(Records excerpted from a collection)
## start
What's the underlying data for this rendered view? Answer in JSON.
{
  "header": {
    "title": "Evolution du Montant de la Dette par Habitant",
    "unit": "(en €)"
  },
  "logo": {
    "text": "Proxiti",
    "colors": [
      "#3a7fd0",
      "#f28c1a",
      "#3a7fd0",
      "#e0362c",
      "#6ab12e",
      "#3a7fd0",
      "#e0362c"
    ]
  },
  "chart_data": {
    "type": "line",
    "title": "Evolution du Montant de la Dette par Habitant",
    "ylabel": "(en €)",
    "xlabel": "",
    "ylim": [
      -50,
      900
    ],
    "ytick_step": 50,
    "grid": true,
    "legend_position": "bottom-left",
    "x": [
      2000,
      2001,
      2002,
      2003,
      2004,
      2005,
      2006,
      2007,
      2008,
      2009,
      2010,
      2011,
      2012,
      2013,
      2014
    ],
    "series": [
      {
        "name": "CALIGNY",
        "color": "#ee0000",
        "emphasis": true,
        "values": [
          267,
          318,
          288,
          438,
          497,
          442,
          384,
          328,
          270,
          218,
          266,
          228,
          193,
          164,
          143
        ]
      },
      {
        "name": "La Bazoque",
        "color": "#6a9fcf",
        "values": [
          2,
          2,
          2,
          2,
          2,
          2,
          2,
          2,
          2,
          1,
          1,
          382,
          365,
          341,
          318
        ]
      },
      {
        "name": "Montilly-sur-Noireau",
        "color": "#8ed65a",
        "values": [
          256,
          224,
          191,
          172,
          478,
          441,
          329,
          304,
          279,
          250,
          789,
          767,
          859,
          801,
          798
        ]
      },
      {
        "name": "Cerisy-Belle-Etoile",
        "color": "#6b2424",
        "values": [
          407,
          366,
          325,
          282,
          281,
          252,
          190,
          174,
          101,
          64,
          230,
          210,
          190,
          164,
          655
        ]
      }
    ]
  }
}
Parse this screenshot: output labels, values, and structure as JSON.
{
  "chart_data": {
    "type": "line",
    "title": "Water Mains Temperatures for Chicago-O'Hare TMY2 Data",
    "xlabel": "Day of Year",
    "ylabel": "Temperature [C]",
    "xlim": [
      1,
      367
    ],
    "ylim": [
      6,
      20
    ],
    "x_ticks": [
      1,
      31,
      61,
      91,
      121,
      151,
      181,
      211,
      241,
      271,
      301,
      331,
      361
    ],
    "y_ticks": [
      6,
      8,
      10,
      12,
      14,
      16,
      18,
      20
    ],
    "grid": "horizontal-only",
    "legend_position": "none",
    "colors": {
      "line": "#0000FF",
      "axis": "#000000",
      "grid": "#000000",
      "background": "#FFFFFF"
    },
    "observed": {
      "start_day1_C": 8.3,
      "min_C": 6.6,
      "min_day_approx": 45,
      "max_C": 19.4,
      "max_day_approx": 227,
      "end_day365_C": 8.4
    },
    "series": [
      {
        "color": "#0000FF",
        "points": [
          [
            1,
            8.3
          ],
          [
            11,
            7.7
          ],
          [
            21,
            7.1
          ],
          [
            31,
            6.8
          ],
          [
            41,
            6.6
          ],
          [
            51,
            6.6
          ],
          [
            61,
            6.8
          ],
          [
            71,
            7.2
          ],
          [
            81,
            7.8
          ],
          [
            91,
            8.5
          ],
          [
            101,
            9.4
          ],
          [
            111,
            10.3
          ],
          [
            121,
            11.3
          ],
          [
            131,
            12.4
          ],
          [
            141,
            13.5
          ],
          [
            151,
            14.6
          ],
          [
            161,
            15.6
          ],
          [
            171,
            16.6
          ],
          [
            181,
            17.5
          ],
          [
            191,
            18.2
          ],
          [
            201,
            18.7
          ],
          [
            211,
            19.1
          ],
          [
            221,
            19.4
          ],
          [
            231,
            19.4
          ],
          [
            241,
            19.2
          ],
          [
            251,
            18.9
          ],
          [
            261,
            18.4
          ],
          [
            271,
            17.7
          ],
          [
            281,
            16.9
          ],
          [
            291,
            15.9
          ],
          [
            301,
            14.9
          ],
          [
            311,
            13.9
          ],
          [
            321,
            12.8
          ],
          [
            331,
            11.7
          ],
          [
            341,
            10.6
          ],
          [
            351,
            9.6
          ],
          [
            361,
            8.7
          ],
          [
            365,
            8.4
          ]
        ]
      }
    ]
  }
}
## end
Work instructions: Copy out every line of the listing that includes the string "grid".

Response:
    "grid": true,
    "grid": "horizontal-only",
      "grid": "#000000",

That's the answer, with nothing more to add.